| What is being asked |
What follows is a block of records; restate each one word for word.

| Exercise inputs |
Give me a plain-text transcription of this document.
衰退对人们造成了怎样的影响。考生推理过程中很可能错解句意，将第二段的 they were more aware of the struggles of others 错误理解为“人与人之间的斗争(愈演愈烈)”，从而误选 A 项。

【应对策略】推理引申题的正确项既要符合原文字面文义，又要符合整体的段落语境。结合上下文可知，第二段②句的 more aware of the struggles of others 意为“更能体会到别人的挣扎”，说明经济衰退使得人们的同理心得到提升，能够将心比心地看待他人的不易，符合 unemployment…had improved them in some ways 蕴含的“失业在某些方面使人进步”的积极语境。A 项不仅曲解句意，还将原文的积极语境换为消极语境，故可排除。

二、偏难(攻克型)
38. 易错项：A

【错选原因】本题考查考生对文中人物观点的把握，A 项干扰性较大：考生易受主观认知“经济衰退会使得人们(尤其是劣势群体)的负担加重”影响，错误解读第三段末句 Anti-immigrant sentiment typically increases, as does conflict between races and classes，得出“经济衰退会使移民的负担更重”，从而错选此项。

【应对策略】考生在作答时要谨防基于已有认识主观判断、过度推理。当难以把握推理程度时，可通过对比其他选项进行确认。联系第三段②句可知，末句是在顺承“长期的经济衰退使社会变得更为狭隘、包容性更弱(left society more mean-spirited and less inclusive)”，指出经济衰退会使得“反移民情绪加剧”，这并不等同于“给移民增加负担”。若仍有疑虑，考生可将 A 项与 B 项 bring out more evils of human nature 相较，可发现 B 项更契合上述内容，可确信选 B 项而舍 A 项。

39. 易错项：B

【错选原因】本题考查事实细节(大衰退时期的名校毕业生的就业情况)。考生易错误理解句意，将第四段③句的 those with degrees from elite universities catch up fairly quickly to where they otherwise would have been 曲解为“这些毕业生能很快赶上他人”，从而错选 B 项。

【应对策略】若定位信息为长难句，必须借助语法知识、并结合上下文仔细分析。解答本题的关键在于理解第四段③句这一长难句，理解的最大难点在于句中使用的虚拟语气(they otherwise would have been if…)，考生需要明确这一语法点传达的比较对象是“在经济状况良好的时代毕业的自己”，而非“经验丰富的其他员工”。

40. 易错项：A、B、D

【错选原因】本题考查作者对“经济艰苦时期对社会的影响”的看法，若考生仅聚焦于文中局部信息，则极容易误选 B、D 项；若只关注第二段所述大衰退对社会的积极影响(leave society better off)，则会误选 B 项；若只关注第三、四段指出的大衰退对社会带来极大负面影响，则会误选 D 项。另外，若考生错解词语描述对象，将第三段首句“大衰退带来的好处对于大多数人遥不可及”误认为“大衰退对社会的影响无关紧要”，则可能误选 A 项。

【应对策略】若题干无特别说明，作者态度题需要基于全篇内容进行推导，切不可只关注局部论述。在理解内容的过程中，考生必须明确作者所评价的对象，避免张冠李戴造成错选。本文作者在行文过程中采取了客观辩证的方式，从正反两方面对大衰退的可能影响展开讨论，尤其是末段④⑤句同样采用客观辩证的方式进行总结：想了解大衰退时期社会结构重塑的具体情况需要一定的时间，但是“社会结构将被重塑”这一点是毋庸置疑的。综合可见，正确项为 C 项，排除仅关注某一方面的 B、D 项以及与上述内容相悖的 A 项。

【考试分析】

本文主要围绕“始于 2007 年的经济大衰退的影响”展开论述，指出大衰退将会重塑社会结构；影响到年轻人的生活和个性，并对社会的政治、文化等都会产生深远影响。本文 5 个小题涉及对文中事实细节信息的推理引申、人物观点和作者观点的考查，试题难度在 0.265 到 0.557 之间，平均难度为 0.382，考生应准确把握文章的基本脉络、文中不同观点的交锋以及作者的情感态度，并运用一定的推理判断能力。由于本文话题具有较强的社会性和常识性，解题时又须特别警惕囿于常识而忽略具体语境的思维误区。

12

| Reply |
Give me a plain-text transcription of this document.
衰退对人们造成了怎样的影响。考生推理过程中很可能错解句意，将第二段的 they were more aware of the struggles of others 错误理解为“人与人之间的斗争(愈演愈烈)”，从而误选 A 项。

【应对策略】推理引申题的正确项既要符合原文字面文义，又要符合整体的段落语境。结合上下文可知，第二段②句的 more aware of the struggles of others 意为“更能体会到别人的挣扎”，说明经济衰退使得人们的同理心得到提升，能够将心比心地看待他人的不易，符合 unemployment…had improved them in some ways 蕴含的“失业在某些方面使人进步”的积极语境。A 项不仅曲解句意，还将原文的积极语境换为消极语境，故可排除。

二、偏难(攻克型)
38. 易错项：A

【错选原因】本题考查考生对文中人物观点的把握，A 项干扰性较大：考生易受主观认知“经济衰退会使得人们(尤其是劣势群体)的负担加重”影响，错误解读第三段末句 Anti-immigrant sentiment typically increases, as does conflict between races and classes，得出“经济衰退会使移民的负担更重”，从而错选此项。

【应对策略】考生在作答时要谨防基于已有认识主观判断、过度推理。当难以把握推理程度时，可通过对比其他选项进行确认。联系第三段②句可知，末句是在顺承“长期的经济衰退使社会变得更为狭隘、包容性更弱(left society more mean-spirited and less inclusive)”，指出经济衰退会使得“反移民情绪加剧”，这并不等同于“给移民增加负担”。若仍有疑虑，考生可将 A 项与 B 项 bring out more evils of human nature 相较，可发现 B 项更契合上述内容，可确信选 B 项而舍 A 项。

39. 易错项：B

【错选原因】本题考查事实细节(大衰退时期的名校毕业生的就业情况)。考生易错误理解句意，将第四段③句的 those with degrees from elite universities catch up fairly quickly to where they otherwise would have been 曲解为“这些毕业生能很快赶上他人”，从而错选 B 项。

【应对策略】若定位信息为长难句，必须借助语法知识、并结合上下文仔细分析。解答本题的关键在于理解第四段③句这一长难句，理解的最大难点在于句中使用的虚拟语气(they otherwise would have been if…)，考生需要明确这一语法点传达的比较对象是“在经济状况良好的时代毕业的自己”，而非“经验丰富的其他员工”。

40. 易错项：A、B、D

【错选原因】本题考查作者对“经济艰苦时期对社会的影响”的看法，若考生仅聚焦于文中局部信息，则极容易误选 B、D 项；若只关注第二段所述大衰退对社会的积极影响(leave society better off)，则会误选 B 项；若只关注第三、四段指出的大衰退对社会带来极大负面影响，则会误选 D 项。另外，若考生错解词语描述对象，将第三段首句“大衰退带来的好处对于大多数人遥不可及”误认为“大衰退对社会的影响无关紧要”，则可能误选 A 项。

【应对策略】若题干无特别说明，作者态度题需要基于全篇内容进行推导，切不可只关注局部论述。在理解内容的过程中，考生必须明确作者所评价的对象，避免张冠李戴造成错选。本文作者在行文过程中采取了客观辩证的方式，从正反两方面对大衰退的可能影响展开讨论，尤其是末段④⑤句同样采用客观辩证的方式进行总结：想了解大衰退时期社会结构重塑的具体情况需要一定的时间，但是“社会结构将被重塑”这一点是毋庸置疑的。综合可见，正确项为 C 项，排除仅关注某一方面的 B、D 项以及与上述内容相悖的 A 项。

【考试分析】

本文主要围绕“始于 2007 年的经济大衰退的影响”展开论述，指出大衰退将会重塑社会结构；影响到年轻人的生活和个性，并对社会的政治、文化等都会产生深远影响。本文 5 个小题涉及对文中事实细节信息的推理引申、人物观点和作者观点的考查，试题难度在 0.265 到 0.557 之间，平均难度为 0.382，考生应准确把握文章的基本脉络、文中不同观点的交锋以及作者的情感态度，并运用一定的推理判断能力。由于本文话题具有较强的社会性和常识性，解题时又须特别警惕囿于常识而忽略具体语境的思维误区。

12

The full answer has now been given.